[Some records]

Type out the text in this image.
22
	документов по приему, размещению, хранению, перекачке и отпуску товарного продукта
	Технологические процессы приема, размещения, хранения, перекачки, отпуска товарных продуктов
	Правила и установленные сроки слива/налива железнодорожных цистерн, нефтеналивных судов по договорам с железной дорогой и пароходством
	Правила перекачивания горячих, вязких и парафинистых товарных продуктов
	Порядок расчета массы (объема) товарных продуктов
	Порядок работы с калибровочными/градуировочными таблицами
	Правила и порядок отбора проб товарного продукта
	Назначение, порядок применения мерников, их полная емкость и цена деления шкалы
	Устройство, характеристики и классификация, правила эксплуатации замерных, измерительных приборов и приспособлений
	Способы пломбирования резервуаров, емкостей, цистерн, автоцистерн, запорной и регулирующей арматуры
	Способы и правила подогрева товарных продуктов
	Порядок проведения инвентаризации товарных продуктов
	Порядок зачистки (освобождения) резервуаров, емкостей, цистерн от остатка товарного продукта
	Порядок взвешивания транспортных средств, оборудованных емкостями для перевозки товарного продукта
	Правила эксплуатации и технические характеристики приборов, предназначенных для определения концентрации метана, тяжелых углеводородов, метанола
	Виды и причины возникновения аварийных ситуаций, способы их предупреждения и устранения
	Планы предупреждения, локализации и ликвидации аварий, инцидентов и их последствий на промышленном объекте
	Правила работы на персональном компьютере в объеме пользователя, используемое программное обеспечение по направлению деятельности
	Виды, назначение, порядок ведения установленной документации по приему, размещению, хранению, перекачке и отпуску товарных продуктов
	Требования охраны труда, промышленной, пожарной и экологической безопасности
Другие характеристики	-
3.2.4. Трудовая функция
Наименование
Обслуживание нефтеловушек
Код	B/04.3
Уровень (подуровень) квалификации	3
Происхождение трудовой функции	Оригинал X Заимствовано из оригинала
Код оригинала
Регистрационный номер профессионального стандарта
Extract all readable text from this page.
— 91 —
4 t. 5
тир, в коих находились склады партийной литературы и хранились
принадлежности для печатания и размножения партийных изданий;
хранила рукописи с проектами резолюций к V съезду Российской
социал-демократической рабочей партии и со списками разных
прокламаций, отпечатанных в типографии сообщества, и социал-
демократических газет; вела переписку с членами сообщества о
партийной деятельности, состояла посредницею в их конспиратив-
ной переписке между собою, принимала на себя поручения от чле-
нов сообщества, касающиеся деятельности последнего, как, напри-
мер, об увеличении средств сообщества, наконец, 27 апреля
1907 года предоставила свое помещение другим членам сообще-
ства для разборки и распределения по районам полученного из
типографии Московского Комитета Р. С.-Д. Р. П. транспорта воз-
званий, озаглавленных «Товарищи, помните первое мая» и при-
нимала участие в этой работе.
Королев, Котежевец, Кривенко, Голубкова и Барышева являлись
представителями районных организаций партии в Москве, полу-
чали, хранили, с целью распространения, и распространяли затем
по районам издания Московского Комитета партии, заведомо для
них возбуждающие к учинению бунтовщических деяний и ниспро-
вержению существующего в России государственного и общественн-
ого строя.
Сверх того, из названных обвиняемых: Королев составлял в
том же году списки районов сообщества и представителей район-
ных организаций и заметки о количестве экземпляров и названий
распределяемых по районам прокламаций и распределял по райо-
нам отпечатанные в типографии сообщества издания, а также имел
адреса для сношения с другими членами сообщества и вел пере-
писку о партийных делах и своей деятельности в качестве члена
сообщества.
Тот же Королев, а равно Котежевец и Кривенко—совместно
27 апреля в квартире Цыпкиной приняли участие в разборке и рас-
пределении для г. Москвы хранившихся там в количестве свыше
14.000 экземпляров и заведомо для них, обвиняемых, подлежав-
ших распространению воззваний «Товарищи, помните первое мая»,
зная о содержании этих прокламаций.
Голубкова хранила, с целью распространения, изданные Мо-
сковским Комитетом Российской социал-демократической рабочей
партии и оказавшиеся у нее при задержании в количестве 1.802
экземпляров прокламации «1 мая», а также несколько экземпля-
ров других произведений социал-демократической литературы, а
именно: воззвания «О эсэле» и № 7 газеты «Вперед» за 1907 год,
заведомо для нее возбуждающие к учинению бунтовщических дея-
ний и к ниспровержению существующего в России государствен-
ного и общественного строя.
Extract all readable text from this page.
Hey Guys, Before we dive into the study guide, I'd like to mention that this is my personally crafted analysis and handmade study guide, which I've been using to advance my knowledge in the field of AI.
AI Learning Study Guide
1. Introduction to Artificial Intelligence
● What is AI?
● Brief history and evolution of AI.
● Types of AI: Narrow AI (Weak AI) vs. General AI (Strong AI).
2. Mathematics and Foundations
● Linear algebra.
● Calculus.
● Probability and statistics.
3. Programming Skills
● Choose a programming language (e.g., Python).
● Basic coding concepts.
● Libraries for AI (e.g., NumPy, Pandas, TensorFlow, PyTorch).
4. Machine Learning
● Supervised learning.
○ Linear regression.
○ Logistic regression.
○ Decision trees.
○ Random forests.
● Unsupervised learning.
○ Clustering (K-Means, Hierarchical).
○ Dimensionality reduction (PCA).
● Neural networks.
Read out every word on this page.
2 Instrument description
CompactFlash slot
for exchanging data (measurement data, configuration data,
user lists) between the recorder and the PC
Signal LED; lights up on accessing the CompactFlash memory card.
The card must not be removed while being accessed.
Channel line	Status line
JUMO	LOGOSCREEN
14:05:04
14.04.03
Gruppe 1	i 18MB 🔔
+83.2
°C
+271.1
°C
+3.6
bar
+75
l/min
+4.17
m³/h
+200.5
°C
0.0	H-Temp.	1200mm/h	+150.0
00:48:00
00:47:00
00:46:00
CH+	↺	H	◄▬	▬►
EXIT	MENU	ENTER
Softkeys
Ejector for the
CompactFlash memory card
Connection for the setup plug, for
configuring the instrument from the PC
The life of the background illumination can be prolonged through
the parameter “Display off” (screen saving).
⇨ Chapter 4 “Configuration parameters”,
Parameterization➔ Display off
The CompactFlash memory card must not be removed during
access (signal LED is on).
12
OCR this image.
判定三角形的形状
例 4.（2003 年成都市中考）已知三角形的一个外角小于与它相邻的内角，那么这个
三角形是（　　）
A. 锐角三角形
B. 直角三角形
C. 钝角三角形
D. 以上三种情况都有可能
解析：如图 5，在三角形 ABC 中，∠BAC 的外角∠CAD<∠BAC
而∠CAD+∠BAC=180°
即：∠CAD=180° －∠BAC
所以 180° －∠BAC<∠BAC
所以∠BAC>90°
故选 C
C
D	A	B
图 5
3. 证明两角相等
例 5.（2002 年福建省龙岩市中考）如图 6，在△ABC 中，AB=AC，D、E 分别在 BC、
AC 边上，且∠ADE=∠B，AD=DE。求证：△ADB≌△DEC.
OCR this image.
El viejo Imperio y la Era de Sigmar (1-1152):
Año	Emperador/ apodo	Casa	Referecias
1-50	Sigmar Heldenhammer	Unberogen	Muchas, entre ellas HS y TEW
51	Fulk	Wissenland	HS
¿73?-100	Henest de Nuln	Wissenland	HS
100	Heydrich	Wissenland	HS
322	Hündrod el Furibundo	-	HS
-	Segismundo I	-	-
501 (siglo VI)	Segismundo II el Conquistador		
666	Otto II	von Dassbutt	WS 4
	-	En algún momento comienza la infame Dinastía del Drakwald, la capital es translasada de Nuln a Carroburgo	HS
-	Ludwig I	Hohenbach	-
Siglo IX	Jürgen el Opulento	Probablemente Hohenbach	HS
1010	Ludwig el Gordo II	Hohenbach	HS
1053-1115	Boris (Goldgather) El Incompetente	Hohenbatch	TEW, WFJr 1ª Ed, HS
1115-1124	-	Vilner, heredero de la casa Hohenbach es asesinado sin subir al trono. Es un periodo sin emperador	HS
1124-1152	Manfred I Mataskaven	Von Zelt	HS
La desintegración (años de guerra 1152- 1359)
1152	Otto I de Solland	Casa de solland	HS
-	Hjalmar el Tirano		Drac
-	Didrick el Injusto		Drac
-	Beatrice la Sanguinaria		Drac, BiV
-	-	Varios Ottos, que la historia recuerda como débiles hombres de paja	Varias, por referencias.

_SHORT PROBLEM_. Where a line above holds the string "regression", show that line.

_THE RESPONSE_.
○ Linear regression.
○ Logistic regression.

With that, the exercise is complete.